Your instructions => Scan the following material for the string "title" and copy each line in which it appears.

Exercise materials =>
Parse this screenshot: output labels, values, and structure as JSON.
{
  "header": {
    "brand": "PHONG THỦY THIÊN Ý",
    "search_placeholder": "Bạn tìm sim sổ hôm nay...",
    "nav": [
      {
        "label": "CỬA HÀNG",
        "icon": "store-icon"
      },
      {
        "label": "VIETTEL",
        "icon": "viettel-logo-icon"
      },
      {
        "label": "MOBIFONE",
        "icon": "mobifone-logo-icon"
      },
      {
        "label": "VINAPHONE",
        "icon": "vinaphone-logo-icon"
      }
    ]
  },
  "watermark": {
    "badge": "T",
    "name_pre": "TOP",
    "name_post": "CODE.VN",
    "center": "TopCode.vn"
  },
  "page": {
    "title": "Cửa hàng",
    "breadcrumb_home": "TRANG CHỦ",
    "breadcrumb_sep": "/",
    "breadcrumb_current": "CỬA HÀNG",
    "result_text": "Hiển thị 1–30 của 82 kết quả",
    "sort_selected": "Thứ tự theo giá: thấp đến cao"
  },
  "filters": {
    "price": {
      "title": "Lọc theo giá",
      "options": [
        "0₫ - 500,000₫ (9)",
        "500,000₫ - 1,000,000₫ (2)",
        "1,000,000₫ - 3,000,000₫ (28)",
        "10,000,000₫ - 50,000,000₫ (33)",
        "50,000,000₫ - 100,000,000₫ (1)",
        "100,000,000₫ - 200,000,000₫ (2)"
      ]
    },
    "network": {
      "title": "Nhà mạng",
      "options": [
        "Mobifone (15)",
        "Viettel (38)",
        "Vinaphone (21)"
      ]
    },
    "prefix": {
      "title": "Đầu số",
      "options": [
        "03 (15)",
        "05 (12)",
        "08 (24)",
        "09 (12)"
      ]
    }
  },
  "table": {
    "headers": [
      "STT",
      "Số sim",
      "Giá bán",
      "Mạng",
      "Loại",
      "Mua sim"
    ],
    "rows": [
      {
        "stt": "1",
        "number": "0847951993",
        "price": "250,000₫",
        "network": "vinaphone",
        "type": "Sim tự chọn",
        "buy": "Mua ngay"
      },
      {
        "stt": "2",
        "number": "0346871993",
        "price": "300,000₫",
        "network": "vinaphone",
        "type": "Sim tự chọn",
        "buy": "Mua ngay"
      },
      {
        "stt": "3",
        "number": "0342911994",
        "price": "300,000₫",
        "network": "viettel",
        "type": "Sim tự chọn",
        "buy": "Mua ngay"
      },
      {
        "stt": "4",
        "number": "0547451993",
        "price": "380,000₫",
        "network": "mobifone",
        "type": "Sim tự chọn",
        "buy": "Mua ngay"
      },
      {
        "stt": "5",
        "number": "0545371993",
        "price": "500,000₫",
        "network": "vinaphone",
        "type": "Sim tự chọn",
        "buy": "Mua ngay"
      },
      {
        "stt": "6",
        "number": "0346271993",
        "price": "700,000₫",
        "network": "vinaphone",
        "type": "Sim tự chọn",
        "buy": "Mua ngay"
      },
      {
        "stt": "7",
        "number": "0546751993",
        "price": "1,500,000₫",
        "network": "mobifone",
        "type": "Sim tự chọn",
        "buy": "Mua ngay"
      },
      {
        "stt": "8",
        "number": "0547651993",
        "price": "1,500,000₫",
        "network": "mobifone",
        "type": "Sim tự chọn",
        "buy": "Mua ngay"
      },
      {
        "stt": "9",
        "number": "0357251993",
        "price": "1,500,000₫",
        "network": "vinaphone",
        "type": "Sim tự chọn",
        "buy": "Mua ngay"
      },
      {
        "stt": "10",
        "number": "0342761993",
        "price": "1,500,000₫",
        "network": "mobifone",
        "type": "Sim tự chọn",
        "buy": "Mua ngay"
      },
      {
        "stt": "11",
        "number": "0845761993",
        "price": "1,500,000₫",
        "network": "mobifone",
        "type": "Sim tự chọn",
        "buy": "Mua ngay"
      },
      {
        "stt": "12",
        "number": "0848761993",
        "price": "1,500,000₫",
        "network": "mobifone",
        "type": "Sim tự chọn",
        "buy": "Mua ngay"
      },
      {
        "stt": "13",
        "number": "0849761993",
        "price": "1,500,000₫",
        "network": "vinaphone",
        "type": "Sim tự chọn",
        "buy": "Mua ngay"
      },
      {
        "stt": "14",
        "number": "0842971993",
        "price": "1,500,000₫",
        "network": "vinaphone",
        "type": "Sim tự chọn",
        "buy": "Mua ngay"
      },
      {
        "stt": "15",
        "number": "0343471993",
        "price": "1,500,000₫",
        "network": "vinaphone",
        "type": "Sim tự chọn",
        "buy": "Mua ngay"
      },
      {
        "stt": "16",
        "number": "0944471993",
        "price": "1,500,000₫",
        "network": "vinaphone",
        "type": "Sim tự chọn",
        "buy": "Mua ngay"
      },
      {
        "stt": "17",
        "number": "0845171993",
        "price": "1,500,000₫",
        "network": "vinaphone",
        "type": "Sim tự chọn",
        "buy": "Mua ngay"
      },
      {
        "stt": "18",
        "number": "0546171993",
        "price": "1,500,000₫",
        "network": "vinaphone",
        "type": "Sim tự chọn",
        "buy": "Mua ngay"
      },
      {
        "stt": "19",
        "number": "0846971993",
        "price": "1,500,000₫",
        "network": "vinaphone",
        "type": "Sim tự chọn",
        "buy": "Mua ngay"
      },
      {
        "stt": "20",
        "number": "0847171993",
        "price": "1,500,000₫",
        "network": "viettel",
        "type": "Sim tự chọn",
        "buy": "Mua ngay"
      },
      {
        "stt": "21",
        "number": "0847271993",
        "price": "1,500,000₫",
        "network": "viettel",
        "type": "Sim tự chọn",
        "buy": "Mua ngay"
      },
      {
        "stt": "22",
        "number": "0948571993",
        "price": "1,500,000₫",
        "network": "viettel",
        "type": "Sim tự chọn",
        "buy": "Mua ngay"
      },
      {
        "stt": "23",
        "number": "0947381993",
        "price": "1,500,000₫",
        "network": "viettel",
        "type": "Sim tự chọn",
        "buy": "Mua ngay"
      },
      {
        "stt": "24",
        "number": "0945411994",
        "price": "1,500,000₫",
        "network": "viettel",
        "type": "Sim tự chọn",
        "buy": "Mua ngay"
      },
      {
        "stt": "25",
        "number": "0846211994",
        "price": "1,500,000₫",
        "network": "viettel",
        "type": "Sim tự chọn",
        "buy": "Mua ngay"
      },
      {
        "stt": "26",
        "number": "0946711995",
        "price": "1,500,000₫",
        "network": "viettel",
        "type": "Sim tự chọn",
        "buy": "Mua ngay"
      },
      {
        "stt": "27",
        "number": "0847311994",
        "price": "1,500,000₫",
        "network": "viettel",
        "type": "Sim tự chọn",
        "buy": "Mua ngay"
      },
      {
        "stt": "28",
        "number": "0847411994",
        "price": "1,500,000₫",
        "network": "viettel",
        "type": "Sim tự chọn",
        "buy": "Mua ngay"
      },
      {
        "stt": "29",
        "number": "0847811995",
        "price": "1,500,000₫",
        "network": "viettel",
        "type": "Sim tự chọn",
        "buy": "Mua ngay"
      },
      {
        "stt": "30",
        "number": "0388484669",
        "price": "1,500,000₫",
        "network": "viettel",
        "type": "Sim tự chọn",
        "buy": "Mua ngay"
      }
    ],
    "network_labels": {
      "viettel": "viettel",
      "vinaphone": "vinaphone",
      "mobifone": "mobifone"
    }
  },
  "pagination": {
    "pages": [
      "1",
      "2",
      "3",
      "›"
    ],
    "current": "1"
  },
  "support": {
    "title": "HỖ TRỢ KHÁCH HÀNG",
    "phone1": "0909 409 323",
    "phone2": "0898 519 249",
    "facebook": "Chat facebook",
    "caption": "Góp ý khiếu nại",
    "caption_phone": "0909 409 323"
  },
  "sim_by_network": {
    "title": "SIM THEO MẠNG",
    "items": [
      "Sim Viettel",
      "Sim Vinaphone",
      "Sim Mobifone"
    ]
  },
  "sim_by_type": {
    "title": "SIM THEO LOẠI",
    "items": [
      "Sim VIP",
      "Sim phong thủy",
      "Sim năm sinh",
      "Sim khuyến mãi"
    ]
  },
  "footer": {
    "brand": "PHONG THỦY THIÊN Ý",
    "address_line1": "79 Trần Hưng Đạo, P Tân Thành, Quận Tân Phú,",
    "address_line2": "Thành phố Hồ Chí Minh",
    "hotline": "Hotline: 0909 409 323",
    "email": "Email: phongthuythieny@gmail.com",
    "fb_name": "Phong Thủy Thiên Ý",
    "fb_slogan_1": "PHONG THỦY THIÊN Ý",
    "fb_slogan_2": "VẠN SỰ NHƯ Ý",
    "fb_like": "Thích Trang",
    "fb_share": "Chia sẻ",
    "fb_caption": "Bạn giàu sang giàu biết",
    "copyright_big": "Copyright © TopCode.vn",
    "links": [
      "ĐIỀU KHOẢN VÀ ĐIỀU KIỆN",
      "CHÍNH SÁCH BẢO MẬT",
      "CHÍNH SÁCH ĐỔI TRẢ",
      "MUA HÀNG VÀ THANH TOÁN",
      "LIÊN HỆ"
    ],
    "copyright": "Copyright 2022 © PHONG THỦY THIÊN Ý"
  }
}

Written answer =>
    "title": "Cửa hàng",
      "title": "Lọc theo giá",
      "title": "Nhà mạng",
      "title": "Đầu số",
    "title": "HỖ TRỢ KHÁCH HÀNG",
    "title": "SIM THEO MẠNG",
    "title": "SIM THEO LOẠI",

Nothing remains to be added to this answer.